TASK STATEMENT »
Quote the records below in full, exactly as given, with the images taken out.

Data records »
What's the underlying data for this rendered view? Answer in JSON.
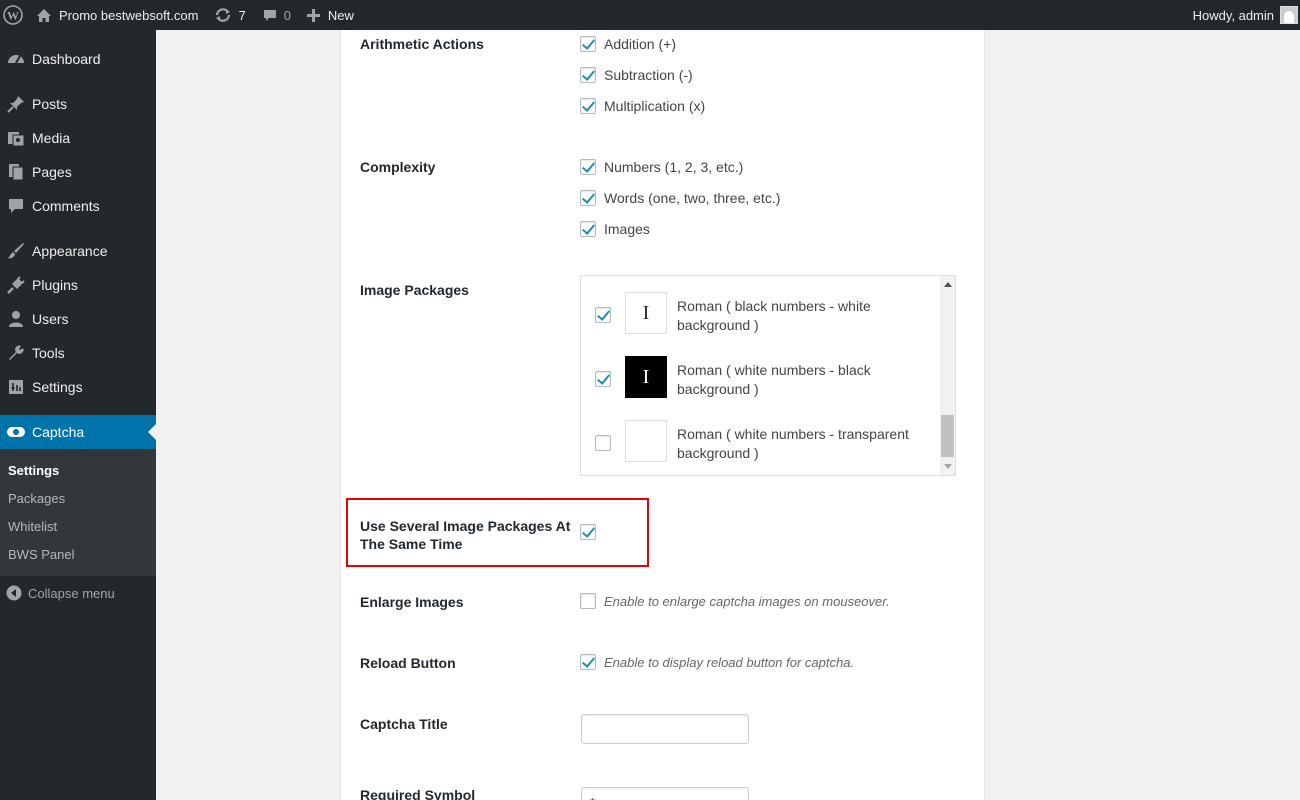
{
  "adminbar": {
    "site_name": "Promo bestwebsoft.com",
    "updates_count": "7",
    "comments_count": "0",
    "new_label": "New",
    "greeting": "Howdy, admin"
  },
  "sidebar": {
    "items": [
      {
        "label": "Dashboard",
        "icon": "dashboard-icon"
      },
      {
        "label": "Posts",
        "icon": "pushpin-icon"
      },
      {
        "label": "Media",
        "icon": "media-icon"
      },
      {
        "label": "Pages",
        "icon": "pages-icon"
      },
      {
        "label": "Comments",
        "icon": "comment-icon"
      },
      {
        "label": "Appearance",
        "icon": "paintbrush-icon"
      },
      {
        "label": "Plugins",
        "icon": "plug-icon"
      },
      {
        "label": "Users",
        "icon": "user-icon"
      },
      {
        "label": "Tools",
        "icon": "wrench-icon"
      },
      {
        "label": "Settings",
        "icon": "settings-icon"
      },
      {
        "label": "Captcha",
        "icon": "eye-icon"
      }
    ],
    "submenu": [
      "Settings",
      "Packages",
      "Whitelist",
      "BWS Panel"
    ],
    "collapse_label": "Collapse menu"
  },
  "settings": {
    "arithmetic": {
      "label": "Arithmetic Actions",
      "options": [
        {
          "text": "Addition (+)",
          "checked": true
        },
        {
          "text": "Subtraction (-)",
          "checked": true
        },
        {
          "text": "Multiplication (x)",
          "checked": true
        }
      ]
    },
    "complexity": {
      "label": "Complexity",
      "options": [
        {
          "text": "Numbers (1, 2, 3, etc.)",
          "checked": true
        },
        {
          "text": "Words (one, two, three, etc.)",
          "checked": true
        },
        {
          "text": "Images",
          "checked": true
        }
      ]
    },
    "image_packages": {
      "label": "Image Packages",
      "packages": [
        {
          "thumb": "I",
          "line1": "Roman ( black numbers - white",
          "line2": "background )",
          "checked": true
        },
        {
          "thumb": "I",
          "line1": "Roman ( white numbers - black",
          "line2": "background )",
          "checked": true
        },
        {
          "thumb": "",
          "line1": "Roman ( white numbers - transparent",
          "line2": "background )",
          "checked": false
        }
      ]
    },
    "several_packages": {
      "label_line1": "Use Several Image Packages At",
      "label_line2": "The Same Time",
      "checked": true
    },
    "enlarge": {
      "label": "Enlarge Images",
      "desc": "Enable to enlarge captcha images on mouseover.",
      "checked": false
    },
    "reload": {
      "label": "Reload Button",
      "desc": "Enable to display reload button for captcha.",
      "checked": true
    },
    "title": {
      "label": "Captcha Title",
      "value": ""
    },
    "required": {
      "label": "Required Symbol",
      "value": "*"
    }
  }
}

OUTPUT FOR THIS EXERCISE »
What's the underlying data for this rendered view? Answer in JSON.
{
  "adminbar": {
    "site_name": "Promo bestwebsoft.com",
    "updates_count": "7",
    "comments_count": "0",
    "new_label": "New",
    "greeting": "Howdy, admin"
  },
  "sidebar": {
    "items": [
      {
        "label": "Dashboard",
        "icon": "dashboard-icon"
      },
      {
        "label": "Posts",
        "icon": "pushpin-icon"
      },
      {
        "label": "Media",
        "icon": "media-icon"
      },
      {
        "label": "Pages",
        "icon": "pages-icon"
      },
      {
        "label": "Comments",
        "icon": "comment-icon"
      },
      {
        "label": "Appearance",
        "icon": "paintbrush-icon"
      },
      {
        "label": "Plugins",
        "icon": "plug-icon"
      },
      {
        "label": "Users",
        "icon": "user-icon"
      },
      {
        "label": "Tools",
        "icon": "wrench-icon"
      },
      {
        "label": "Settings",
        "icon": "settings-icon"
      },
      {
        "label": "Captcha",
        "icon": "eye-icon"
      }
    ],
    "submenu": [
      "Settings",
      "Packages",
      "Whitelist",
      "BWS Panel"
    ],
    "collapse_label": "Collapse menu"
  },
  "settings": {
    "arithmetic": {
      "label": "Arithmetic Actions",
      "options": [
        {
          "text": "Addition (+)",
          "checked": true
        },
        {
          "text": "Subtraction (-)",
          "checked": true
        },
        {
          "text": "Multiplication (x)",
          "checked": true
        }
      ]
    },
    "complexity": {
      "label": "Complexity",
      "options": [
        {
          "text": "Numbers (1, 2, 3, etc.)",
          "checked": true
        },
        {
          "text": "Words (one, two, three, etc.)",
          "checked": true
        },
        {
          "text": "Images",
          "checked": true
        }
      ]
    },
    "image_packages": {
      "label": "Image Packages",
      "packages": [
        {
          "thumb": "I",
          "line1": "Roman ( black numbers - white",
          "line2": "background )",
          "checked": true
        },
        {
          "thumb": "I",
          "line1": "Roman ( white numbers - black",
          "line2": "background )",
          "checked": true
        },
        {
          "thumb": "",
          "line1": "Roman ( white numbers - transparent",
          "line2": "background )",
          "checked": false
        }
      ]
    },
    "several_packages": {
      "label_line1": "Use Several Image Packages At",
      "label_line2": "The Same Time",
      "checked": true
    },
    "enlarge": {
      "label": "Enlarge Images",
      "desc": "Enable to enlarge captcha images on mouseover.",
      "checked": false
    },
    "reload": {
      "label": "Reload Button",
      "desc": "Enable to display reload button for captcha.",
      "checked": true
    },
    "title": {
      "label": "Captcha Title",
      "value": ""
    },
    "required": {
      "label": "Required Symbol",
      "value": "*"
    }
  }
}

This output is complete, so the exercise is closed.